## SHORT TASK
Every line that contains the word "description" should be copied out.

## MATERIAL FOR THE TASK
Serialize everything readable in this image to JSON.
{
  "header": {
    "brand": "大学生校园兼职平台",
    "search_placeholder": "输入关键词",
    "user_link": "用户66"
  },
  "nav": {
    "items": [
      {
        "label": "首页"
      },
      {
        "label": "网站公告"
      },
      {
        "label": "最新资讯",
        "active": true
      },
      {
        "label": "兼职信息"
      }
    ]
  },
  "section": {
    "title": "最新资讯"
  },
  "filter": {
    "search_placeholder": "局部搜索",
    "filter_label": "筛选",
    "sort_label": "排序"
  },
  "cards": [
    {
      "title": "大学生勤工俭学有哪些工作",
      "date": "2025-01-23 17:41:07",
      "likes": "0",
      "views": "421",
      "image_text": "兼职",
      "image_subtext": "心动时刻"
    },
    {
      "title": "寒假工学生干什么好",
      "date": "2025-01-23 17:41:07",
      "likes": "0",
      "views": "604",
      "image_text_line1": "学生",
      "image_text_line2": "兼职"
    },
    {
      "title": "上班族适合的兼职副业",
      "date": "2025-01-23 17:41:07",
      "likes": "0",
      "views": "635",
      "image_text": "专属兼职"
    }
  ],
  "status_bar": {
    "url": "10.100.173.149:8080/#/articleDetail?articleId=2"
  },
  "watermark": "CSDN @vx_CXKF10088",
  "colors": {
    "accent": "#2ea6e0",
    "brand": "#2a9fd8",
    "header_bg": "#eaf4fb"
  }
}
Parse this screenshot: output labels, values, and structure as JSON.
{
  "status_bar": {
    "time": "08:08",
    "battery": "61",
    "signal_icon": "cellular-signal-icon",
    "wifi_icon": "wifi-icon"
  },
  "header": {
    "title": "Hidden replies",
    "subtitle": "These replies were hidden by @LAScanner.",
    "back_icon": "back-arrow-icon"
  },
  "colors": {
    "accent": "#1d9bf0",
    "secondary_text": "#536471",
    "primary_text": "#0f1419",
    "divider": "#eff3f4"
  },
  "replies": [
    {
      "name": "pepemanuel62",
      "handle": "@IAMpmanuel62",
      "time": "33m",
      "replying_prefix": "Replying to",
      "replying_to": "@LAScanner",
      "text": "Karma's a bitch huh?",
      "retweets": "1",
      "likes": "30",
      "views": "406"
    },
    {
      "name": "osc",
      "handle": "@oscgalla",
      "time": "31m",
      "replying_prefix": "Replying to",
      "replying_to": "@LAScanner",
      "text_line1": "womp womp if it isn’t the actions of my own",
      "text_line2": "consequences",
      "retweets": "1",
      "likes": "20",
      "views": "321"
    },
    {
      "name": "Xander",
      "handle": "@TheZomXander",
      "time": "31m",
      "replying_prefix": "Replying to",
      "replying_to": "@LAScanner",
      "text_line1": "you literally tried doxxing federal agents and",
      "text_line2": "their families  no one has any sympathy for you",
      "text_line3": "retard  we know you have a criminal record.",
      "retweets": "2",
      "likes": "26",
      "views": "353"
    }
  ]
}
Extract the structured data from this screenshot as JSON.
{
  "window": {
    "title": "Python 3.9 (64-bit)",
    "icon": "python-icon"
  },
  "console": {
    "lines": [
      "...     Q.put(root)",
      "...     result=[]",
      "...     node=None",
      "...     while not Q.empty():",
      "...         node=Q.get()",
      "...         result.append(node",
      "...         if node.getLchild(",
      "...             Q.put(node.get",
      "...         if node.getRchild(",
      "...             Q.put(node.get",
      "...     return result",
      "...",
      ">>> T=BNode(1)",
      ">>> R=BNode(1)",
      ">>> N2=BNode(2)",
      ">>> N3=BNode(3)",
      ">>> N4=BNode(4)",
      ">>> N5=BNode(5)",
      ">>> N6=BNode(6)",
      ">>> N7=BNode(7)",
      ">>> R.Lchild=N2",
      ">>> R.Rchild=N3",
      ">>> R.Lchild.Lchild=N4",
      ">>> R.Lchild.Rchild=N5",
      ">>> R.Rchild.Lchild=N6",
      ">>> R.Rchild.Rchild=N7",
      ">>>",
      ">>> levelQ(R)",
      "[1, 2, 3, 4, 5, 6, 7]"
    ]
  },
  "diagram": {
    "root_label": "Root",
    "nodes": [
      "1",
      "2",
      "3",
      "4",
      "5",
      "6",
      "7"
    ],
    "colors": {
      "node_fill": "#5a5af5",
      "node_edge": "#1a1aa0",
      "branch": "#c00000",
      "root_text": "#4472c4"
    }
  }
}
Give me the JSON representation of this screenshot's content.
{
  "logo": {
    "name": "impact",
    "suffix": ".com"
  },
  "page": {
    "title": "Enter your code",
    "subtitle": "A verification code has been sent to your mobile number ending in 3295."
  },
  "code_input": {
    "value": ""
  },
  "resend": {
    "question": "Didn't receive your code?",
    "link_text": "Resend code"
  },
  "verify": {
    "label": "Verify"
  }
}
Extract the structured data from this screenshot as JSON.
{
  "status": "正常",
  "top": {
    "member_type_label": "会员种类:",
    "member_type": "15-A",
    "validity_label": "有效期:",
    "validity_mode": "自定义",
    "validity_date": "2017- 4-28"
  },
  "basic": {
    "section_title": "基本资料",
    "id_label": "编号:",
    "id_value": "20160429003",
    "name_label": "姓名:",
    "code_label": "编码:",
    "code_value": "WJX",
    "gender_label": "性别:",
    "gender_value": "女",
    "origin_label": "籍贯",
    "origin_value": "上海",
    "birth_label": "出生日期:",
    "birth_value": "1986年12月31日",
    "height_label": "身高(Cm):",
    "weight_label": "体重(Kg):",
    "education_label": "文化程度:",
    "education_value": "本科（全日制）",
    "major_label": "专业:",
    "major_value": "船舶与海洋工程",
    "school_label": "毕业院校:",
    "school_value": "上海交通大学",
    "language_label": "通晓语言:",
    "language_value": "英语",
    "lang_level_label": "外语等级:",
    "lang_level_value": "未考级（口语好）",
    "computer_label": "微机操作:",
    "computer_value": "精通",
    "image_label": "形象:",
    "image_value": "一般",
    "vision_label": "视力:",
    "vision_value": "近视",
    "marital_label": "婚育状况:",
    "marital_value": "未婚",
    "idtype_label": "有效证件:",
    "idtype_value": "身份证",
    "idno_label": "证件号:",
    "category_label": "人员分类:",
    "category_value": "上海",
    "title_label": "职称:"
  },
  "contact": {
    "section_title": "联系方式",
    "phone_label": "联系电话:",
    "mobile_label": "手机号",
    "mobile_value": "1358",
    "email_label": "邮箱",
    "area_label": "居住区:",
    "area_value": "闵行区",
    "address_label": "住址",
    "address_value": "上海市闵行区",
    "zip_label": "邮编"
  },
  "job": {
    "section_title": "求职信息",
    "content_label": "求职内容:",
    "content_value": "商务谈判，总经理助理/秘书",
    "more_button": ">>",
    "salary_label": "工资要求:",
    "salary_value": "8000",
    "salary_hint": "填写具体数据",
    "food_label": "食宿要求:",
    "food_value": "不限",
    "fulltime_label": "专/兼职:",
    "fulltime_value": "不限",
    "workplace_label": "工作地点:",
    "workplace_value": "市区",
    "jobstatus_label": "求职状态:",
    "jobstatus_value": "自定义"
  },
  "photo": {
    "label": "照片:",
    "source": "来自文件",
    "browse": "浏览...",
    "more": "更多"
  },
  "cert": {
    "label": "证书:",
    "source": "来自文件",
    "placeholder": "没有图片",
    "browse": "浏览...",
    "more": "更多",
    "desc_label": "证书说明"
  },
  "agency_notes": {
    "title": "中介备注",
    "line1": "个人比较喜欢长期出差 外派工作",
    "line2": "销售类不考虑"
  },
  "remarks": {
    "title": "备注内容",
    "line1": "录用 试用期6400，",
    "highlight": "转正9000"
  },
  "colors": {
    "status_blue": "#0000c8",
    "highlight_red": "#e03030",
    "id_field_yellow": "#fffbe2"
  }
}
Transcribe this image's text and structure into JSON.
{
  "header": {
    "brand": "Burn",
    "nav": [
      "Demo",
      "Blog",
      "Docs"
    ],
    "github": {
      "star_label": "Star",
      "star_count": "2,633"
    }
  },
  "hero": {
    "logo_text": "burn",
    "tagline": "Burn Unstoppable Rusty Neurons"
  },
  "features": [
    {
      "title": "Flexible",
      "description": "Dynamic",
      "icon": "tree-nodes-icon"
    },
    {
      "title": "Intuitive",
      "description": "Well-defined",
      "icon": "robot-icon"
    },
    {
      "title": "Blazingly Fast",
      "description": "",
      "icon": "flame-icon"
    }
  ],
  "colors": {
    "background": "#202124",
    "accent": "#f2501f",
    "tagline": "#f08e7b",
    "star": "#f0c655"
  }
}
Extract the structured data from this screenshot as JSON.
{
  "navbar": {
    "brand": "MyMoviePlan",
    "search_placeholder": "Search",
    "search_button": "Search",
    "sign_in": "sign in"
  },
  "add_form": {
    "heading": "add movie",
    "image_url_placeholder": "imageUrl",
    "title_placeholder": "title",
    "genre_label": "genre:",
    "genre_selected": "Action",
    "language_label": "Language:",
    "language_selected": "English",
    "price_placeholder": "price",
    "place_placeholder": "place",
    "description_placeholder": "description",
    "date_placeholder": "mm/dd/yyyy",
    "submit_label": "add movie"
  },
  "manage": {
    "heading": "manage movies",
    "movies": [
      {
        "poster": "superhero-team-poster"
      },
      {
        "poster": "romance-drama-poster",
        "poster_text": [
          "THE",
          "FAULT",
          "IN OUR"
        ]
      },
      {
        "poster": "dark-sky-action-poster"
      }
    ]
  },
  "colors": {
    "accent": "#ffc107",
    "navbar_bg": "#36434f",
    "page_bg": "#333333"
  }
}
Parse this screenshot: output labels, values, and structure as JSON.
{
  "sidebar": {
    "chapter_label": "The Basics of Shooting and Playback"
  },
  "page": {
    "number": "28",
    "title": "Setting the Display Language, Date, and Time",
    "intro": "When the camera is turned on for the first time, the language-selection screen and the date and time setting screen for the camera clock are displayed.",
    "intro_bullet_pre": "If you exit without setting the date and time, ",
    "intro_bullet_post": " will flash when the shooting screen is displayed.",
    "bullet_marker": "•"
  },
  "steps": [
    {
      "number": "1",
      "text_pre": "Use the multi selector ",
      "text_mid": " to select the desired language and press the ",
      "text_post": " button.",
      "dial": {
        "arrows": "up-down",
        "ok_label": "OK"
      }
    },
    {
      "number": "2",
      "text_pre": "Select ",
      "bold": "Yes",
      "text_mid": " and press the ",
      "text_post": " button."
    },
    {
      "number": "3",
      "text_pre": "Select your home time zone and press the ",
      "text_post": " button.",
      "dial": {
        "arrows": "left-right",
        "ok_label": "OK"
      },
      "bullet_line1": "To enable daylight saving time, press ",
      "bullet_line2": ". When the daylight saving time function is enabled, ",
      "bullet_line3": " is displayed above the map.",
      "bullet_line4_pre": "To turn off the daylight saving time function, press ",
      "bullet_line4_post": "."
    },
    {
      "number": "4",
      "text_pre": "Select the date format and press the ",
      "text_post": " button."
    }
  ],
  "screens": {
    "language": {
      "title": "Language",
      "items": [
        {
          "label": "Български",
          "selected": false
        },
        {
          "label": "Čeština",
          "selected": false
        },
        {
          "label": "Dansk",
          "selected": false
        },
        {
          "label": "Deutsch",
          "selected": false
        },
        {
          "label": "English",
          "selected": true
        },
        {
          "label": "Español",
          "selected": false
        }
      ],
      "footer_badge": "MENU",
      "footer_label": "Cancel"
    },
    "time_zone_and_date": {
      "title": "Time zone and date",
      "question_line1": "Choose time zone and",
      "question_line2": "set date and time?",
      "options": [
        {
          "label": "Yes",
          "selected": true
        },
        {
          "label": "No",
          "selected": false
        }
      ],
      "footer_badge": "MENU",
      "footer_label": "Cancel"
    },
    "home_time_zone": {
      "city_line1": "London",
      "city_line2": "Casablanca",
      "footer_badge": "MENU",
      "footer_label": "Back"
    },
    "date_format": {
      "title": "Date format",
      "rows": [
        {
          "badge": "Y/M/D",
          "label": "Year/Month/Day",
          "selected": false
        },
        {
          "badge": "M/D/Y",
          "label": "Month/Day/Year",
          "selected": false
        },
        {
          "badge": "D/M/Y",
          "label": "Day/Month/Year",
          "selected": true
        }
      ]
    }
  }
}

## PROBLEM SOLUTION
      "description": "Dynamic",
      "description": "Well-defined",
      "description": "",
    "description_placeholder": "description",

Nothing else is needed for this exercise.